Required work:
(a) In the article on the Blackwell-Tapia lecture series, what was the purpose of the conference Cornell University held on May 7 and 8?
(b) From the lecture series article, set down word for word the passage starting with "Melissa Castillo-Garsow" and going on through "mathematicians and statisticians.".

Document segment:
-- begin --

Blackwell-Tapia Lecture Series Is Inaugurated at Cornell Conference

January 9, 2001


David Blackwell (left) and Richard Tapia were honored for their achievements, both mathematical and personal, at a conference held last spring at Cornell University. With the conference, Cornell inaugurated the David Blackwell and Richard Tapia Distinguished Lecture Series in the Mathematical and Statistical Sciences, to be given every other year, beginning in 2002, by a distinguished African American, Latino, or Native American mathematician.
Melissa Castillo-Garsow

On May 7 and 8, Cornell University held a conference to inaugurate the David Blackwell and Richard Tapia Distinguished Lecture Series in the Mathematical and Statistical Sciences. Both Blackwell, a professor emeritus of mathematics at the University of California, Berkeley, and Tapia, the Noah Harding Professor of Computational and Applied Mathematics at Rice University, attended the two-day conference, which highlighted their contributions as well as those of a new generation of under-represented minority mathematicians and statisticians.

The lecture series, established at the initiative of Cornell administrators and faculty, will be given every two years by a distinguished African American, Latino, or Native American mathematician. The lecturer will receive a plaque and an honorarium of $1000. The first speaker will be selected in 2002.

-- end --

Material:
-- begin --

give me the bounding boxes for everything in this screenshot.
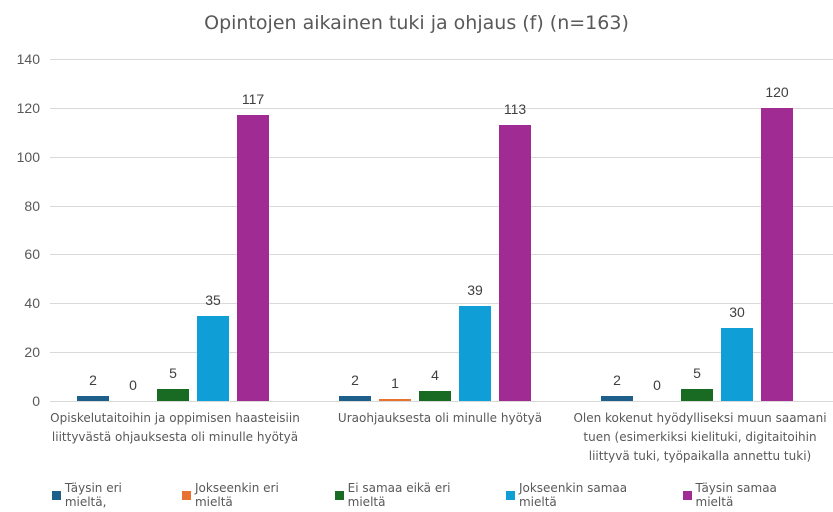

-- end --

Task answers:
(a) Cornell held the conference to inaugurate the David Blackwell and Richard Tapia Distinguished Lecture Series in the Mathematical and Statistical Sciences.

(b)
Melissa Castillo-Garsow

On May 7 and 8, Cornell University held a conference to inaugurate the David Blackwell and Richard Tapia Distinguished Lecture Series in the Mathematical and Statistical Sciences. Both Blackwell, a professor emeritus of mathematics at the University of California, Berkeley, and Tapia, the Noah Harding Professor of Computational and Applied Mathematics at Rice University, attended the two-day conference, which highlighted their contributions as well as those of a new generation of under-represented minority mathematicians and statisticians.